What you are asked to do = Extract from the listing each line in which the word "Direct" appears.
++++++++
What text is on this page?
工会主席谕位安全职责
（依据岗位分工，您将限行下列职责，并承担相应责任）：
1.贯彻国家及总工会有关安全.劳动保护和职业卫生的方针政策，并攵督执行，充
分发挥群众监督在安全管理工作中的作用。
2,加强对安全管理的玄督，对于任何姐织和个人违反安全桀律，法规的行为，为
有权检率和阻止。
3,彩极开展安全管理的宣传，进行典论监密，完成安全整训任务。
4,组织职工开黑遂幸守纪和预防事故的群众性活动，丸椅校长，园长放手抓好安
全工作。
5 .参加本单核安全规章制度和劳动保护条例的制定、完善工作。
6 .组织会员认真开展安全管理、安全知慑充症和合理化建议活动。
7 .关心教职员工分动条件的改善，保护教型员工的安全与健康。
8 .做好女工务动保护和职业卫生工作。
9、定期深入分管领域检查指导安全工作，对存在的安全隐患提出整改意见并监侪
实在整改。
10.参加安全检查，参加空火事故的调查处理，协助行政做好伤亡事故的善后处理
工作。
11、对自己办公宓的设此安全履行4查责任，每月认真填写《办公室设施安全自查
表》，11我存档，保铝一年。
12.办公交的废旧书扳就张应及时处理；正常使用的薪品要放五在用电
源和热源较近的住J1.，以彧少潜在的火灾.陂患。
++++++++
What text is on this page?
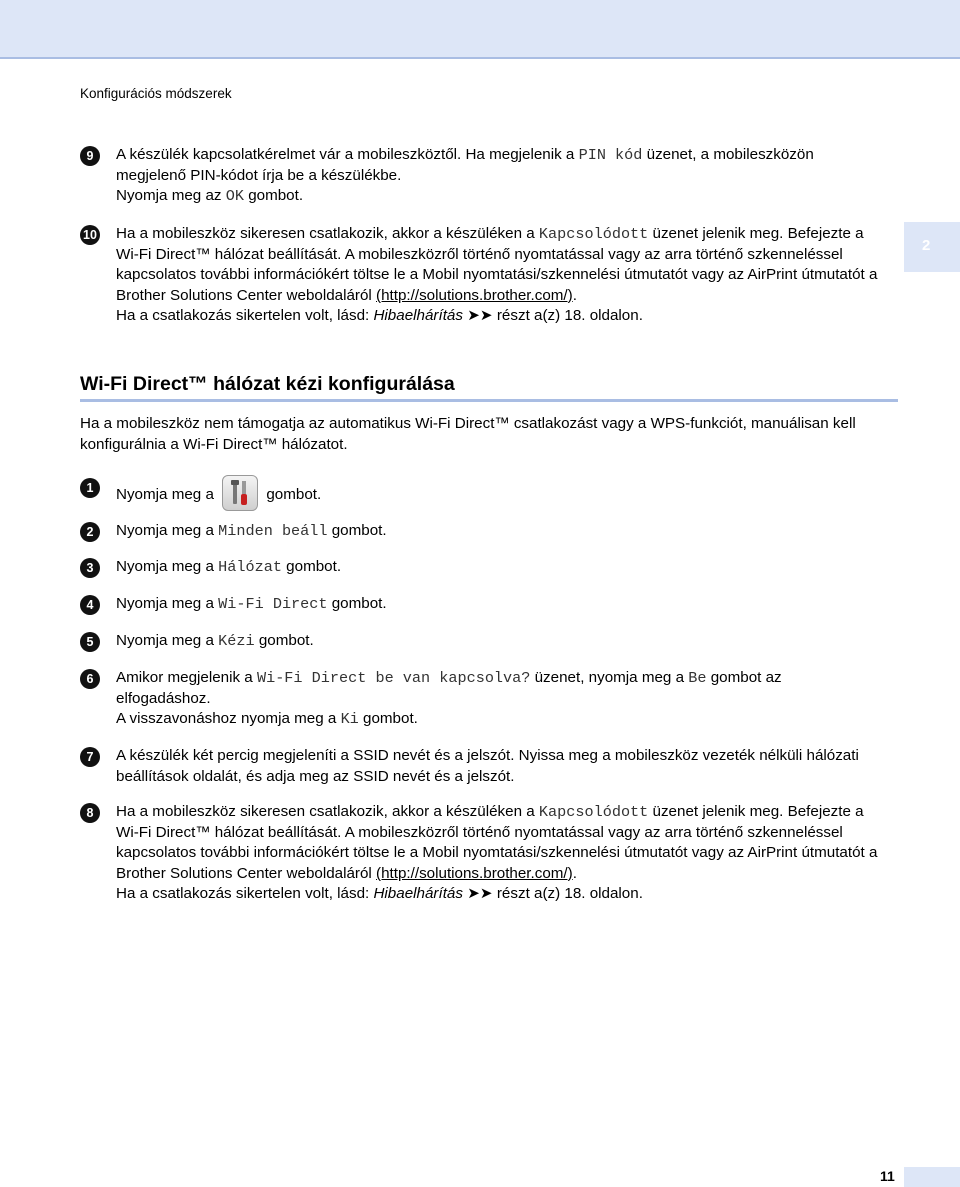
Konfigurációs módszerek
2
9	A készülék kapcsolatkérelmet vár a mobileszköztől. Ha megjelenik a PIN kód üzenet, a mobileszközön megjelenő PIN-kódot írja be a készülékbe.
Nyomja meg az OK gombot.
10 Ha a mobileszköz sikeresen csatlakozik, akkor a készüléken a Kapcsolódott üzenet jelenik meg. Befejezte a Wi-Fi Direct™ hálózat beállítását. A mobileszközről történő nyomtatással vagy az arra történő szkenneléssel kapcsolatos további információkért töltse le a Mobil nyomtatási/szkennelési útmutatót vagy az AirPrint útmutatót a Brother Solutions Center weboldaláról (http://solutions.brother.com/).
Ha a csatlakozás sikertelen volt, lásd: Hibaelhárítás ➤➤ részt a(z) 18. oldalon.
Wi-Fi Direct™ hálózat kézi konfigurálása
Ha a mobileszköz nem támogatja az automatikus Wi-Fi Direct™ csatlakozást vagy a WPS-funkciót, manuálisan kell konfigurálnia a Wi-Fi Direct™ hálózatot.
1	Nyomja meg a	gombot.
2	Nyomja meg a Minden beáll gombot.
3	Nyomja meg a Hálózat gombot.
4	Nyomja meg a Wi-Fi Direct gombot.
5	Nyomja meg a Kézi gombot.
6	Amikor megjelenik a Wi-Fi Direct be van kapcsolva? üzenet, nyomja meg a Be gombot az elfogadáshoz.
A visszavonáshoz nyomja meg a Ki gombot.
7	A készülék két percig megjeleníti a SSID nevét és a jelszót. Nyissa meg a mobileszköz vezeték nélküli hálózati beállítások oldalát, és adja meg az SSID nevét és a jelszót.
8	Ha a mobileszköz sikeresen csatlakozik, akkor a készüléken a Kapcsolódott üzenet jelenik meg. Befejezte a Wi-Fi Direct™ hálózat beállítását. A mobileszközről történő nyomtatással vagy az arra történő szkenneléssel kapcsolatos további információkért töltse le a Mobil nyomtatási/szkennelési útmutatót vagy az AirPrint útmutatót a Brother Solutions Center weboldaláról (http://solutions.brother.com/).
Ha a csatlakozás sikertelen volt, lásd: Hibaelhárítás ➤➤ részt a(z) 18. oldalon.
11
++++++++
Solution below =
10 Ha a mobileszköz sikeresen csatlakozik, akkor a készüléken a Kapcsolódott üzenet jelenik meg. Befejezte a Wi-Fi Direct™ hálózat beállítását. A mobileszközről történő nyomtatással vagy az arra történő szkenneléssel kapcsolatos további információkért töltse le a Mobil nyomtatási/szkennelési útmutatót vagy az AirPrint útmutatót a Brother Solutions Center weboldaláról (http://solutions.brother.com/).
Wi-Fi Direct™ hálózat kézi konfigurálása
Ha a mobileszköz nem támogatja az automatikus Wi-Fi Direct™ csatlakozást vagy a WPS-funkciót, manuálisan kell konfigurálnia a Wi-Fi Direct™ hálózatot.
4	Nyomja meg a Wi-Fi Direct gombot.
6	Amikor megjelenik a Wi-Fi Direct be van kapcsolva? üzenet, nyomja meg a Be gombot az elfogadáshoz.
8	Ha a mobileszköz sikeresen csatlakozik, akkor a készüléken a Kapcsolódott üzenet jelenik meg. Befejezte a Wi-Fi Direct™ hálózat beállítását. A mobileszközről történő nyomtatással vagy az arra történő szkenneléssel kapcsolatos további információkért töltse le a Mobil nyomtatási/szkennelési útmutatót vagy az AirPrint útmutatót a Brother Solutions Center weboldaláról (http://solutions.brother.com/).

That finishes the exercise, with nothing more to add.